Input data start

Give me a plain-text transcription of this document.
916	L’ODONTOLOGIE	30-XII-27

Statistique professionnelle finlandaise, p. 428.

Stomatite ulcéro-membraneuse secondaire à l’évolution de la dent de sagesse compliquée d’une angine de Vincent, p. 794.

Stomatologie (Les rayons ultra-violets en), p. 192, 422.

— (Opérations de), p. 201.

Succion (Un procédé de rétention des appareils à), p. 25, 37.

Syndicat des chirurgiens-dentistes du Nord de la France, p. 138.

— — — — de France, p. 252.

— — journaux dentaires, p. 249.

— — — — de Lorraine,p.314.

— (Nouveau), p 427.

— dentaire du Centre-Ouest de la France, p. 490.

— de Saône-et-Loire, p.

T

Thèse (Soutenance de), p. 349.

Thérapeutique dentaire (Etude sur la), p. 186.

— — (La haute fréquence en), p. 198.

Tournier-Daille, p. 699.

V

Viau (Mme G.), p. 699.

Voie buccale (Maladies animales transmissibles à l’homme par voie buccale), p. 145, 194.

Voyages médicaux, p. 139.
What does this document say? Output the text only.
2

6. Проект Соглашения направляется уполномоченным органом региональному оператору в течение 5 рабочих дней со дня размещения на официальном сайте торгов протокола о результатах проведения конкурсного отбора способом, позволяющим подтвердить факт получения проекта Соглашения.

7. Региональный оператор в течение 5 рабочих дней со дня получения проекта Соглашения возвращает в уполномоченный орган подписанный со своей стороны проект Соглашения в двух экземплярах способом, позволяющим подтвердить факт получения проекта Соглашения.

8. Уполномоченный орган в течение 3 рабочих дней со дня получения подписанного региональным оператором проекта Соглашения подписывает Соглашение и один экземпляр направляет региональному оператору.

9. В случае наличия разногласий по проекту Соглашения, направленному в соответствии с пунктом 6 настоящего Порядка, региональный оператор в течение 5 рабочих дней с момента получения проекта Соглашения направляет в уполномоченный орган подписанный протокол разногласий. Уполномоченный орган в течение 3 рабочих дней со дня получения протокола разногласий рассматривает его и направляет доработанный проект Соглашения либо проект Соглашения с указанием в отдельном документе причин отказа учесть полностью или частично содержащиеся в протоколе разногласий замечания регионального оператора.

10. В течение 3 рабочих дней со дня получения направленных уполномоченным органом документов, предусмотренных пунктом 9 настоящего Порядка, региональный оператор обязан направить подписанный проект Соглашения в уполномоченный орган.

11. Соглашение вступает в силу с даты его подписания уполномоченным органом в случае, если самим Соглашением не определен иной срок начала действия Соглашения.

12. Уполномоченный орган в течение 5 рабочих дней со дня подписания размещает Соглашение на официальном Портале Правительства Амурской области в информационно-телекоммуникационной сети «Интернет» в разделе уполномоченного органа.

Input data end

• **Goal**
Your task is to quote the listing above word for word.

• **Complete output**
Give me a plain-text transcription of this document.
916	L’ODONTOLOGIE	30-XII-27

Statistique professionnelle finlandaise, p. 428.

Stomatite ulcéro-membraneuse secondaire à l’évolution de la dent de sagesse compliquée d’une angine de Vincent, p. 794.

Stomatologie (Les rayons ultra-violets en), p. 192, 422.

— (Opérations de), p. 201.

Succion (Un procédé de rétention des appareils à), p. 25, 37.

Syndicat des chirurgiens-dentistes du Nord de la France, p. 138.

— — — — de France, p. 252.

— — journaux dentaires, p. 249.

— — — — de Lorraine,p.314.

— (Nouveau), p 427.

— dentaire du Centre-Ouest de la France, p. 490.

— de Saône-et-Loire, p.

T

Thèse (Soutenance de), p. 349.

Thérapeutique dentaire (Etude sur la), p. 186.

— — (La haute fréquence en), p. 198.

Tournier-Daille, p. 699.

V

Viau (Mme G.), p. 699.

Voie buccale (Maladies animales transmissibles à l’homme par voie buccale), p. 145, 194.

Voyages médicaux, p. 139.
What does this document say? Output the text only.
2

6. Проект Соглашения направляется уполномоченным органом региональному оператору в течение 5 рабочих дней со дня размещения на официальном сайте торгов протокола о результатах проведения конкурсного отбора способом, позволяющим подтвердить факт получения проекта Соглашения.

7. Региональный оператор в течение 5 рабочих дней со дня получения проекта Соглашения возвращает в уполномоченный орган подписанный со своей стороны проект Соглашения в двух экземплярах способом, позволяющим подтвердить факт получения проекта Соглашения.

8. Уполномоченный орган в течение 3 рабочих дней со дня получения подписанного региональным оператором проекта Соглашения подписывает Соглашение и один экземпляр направляет региональному оператору.

9. В случае наличия разногласий по проекту Соглашения, направленному в соответствии с пунктом 6 настоящего Порядка, региональный оператор в течение 5 рабочих дней с момента получения проекта Соглашения направляет в уполномоченный орган подписанный протокол разногласий. Уполномоченный орган в течение 3 рабочих дней со дня получения протокола разногласий рассматривает его и направляет доработанный проект Соглашения либо проект Соглашения с указанием в отдельном документе причин отказа учесть полностью или частично содержащиеся в протоколе разногласий замечания регионального оператора.

10. В течение 3 рабочих дней со дня получения направленных уполномоченным органом документов, предусмотренных пунктом 9 настоящего Порядка, региональный оператор обязан направить подписанный проект Соглашения в уполномоченный орган.

11. Соглашение вступает в силу с даты его подписания уполномоченным органом в случае, если самим Соглашением не определен иной срок начала действия Соглашения.

12. Уполномоченный орган в течение 5 рабочих дней со дня подписания размещает Соглашение на официальном Портале Правительства Амурской области в информационно-телекоммуникационной сети «Интернет» в разделе уполномоченного органа.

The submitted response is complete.